Omit every image, and transcribe the remaining entries exactly as given.

■ Data supplied:
****************************************

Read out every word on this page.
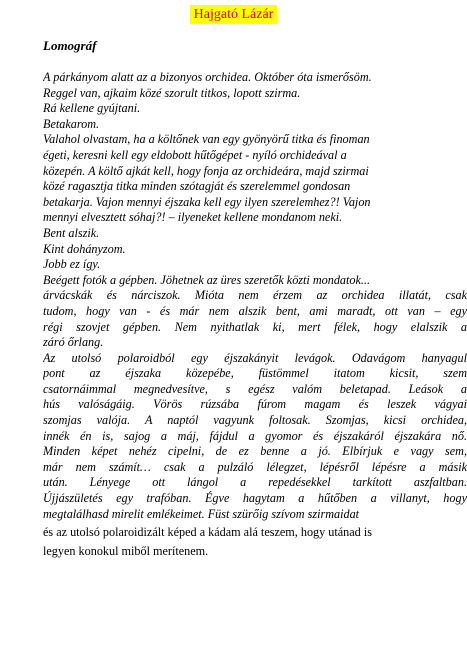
Hajgató Lázár
Lomográf
A párkányom alatt az a bizonyos orchidea. Október óta ismerősöm.
Reggel van, ajkaim közé szorult titkos, lopott szirma.
Rá kellene gyújtani.
Betakarom.
Valahol olvastam, ha a költőnek van egy gyönyörű titka és finoman
égeti, keresni kell egy eldobott hűtőgépet - nyíló orchideával a
közepén. A költő ajkát kell, hogy fonja az orchideára, majd szirmai
közé ragasztja titka minden szótagját és szerelemmel gondosan
betakarja. Vajon mennyi éjszaka kell egy ilyen szerelemhez?! Vajon
mennyi elvesztett sóhaj?! – ilyeneket kellene mondanom neki.
Bent alszik.
Kint dohányzom.
Jobb ez így.
Beégett fotók a gépben. Jöhetnek az üres szeretők közti mondatok...
árvácskák és nárciszok. Mióta nem érzem az orchidea illatát, csak
tudom, hogy van - és már nem alszik bent, ami maradt, ott van – egy
régi szovjet gépben. Nem nyithatlak ki, mert félek, hogy elalszik a
záró őrlang.
Az utolsó polaroidból egy éjszakányit levágok. Odavágom hanyagul
pont az éjszaka közepébe, füstömmel itatom kicsit, szem
csatornáimmal megnedvesítve, s egész valóm beletapad. Leások a
hús valóságáig. Vörös rúzsába fúrom magam és leszek vágyai
szomjas valója. A naptól vagyunk foltosak. Szomjas, kicsi orchidea,
innék én is, sajog a máj, fájdul a gyomor és éjszakáról éjszakára nő.
Minden képet nehéz cipelni, de ez benne a jó. Elbírjuk e vagy sem,
már nem számít… csak a pulzáló lélegzet, lépésről lépésre a másik
után. Lényege ott lángol a repedésekkel tarkított aszfaltban.
Újjászületés egy trafóban. Égve hagytam a hűtőben a villanyt, hogy
megtalálhasd mirelit emlékeimet. Füst szürőig szívom szirmaidat
és az utolsó polaroidizált képed a kádam alá teszem, hogy utánad is
legyen konokul miből merítenem.
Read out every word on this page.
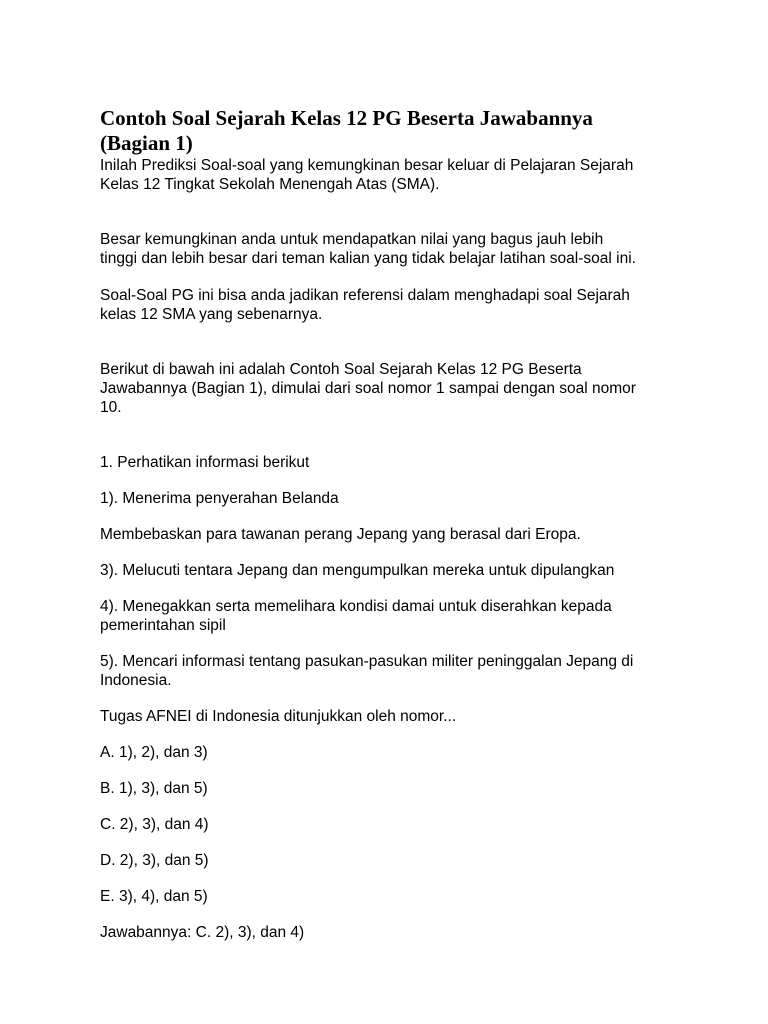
Contoh Soal Sejarah Kelas 12 PG Beserta Jawabannya
(Bagian 1)
Inilah Prediksi Soal-soal yang kemungkinan besar keluar di Pelajaran Sejarah
Kelas 12 Tingkat Sekolah Menengah Atas (SMA).
Besar kemungkinan anda untuk mendapatkan nilai yang bagus jauh lebih
tinggi dan lebih besar dari teman kalian yang tidak belajar latihan soal-soal ini.
Soal-Soal PG ini bisa anda jadikan referensi dalam menghadapi soal Sejarah
kelas 12 SMA yang sebenarnya.
Berikut di bawah ini adalah Contoh Soal Sejarah Kelas 12 PG Beserta
Jawabannya (Bagian 1), dimulai dari soal nomor 1 sampai dengan soal nomor
10.
1. Perhatikan informasi berikut
1). Menerima penyerahan Belanda
Membebaskan para tawanan perang Jepang yang berasal dari Eropa.
3). Melucuti tentara Jepang dan mengumpulkan mereka untuk dipulangkan
4). Menegakkan serta memelihara kondisi damai untuk diserahkan kepada
pemerintahan sipil
5). Mencari informasi tentang pasukan-pasukan militer peninggalan Jepang di
Indonesia.
Tugas AFNEI di Indonesia ditunjukkan oleh nomor...
A. 1), 2), dan 3)
B. 1), 3), dan 5)
C. 2), 3), dan 4)
D. 2), 3), dan 5)
E. 3), 4), dan 5)
Jawabannya: C. 2), 3), dan 4)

****************************************

■ Correct result:
Read out every word on this page.
Hajgató Lázár
Lomográf
A párkányom alatt az a bizonyos orchidea. Október óta ismerősöm.
Reggel van, ajkaim közé szorult titkos, lopott szirma.
Rá kellene gyújtani.
Betakarom.
Valahol olvastam, ha a költőnek van egy gyönyörű titka és finoman
égeti, keresni kell egy eldobott hűtőgépet - nyíló orchideával a
közepén. A költő ajkát kell, hogy fonja az orchideára, majd szirmai
közé ragasztja titka minden szótagját és szerelemmel gondosan
betakarja. Vajon mennyi éjszaka kell egy ilyen szerelemhez?! Vajon
mennyi elvesztett sóhaj?! – ilyeneket kellene mondanom neki.
Bent alszik.
Kint dohányzom.
Jobb ez így.
Beégett fotók a gépben. Jöhetnek az üres szeretők közti mondatok...
árvácskák és nárciszok. Mióta nem érzem az orchidea illatát, csak
tudom, hogy van - és már nem alszik bent, ami maradt, ott van – egy
régi szovjet gépben. Nem nyithatlak ki, mert félek, hogy elalszik a
záró őrlang.
Az utolsó polaroidból egy éjszakányit levágok. Odavágom hanyagul
pont az éjszaka közepébe, füstömmel itatom kicsit, szem
csatornáimmal megnedvesítve, s egész valóm beletapad. Leások a
hús valóságáig. Vörös rúzsába fúrom magam és leszek vágyai
szomjas valója. A naptól vagyunk foltosak. Szomjas, kicsi orchidea,
innék én is, sajog a máj, fájdul a gyomor és éjszakáról éjszakára nő.
Minden képet nehéz cipelni, de ez benne a jó. Elbírjuk e vagy sem,
már nem számít… csak a pulzáló lélegzet, lépésről lépésre a másik
után. Lényege ott lángol a repedésekkel tarkított aszfaltban.
Újjászületés egy trafóban. Égve hagytam a hűtőben a villanyt, hogy
megtalálhasd mirelit emlékeimet. Füst szürőig szívom szirmaidat
és az utolsó polaroidizált képed a kádam alá teszem, hogy utánad is
legyen konokul miből merítenem.
Read out every word on this page.
Contoh Soal Sejarah Kelas 12 PG Beserta Jawabannya
(Bagian 1)
Inilah Prediksi Soal-soal yang kemungkinan besar keluar di Pelajaran Sejarah
Kelas 12 Tingkat Sekolah Menengah Atas (SMA).
Besar kemungkinan anda untuk mendapatkan nilai yang bagus jauh lebih
tinggi dan lebih besar dari teman kalian yang tidak belajar latihan soal-soal ini.
Soal-Soal PG ini bisa anda jadikan referensi dalam menghadapi soal Sejarah
kelas 12 SMA yang sebenarnya.
Berikut di bawah ini adalah Contoh Soal Sejarah Kelas 12 PG Beserta
Jawabannya (Bagian 1), dimulai dari soal nomor 1 sampai dengan soal nomor
10.
1. Perhatikan informasi berikut
1). Menerima penyerahan Belanda
Membebaskan para tawanan perang Jepang yang berasal dari Eropa.
3). Melucuti tentara Jepang dan mengumpulkan mereka untuk dipulangkan
4). Menegakkan serta memelihara kondisi damai untuk diserahkan kepada
pemerintahan sipil
5). Mencari informasi tentang pasukan-pasukan militer peninggalan Jepang di
Indonesia.
Tugas AFNEI di Indonesia ditunjukkan oleh nomor...
A. 1), 2), dan 3)
B. 1), 3), dan 5)
C. 2), 3), dan 4)
D. 2), 3), dan 5)
E. 3), 4), dan 5)
Jawabannya: C. 2), 3), dan 4)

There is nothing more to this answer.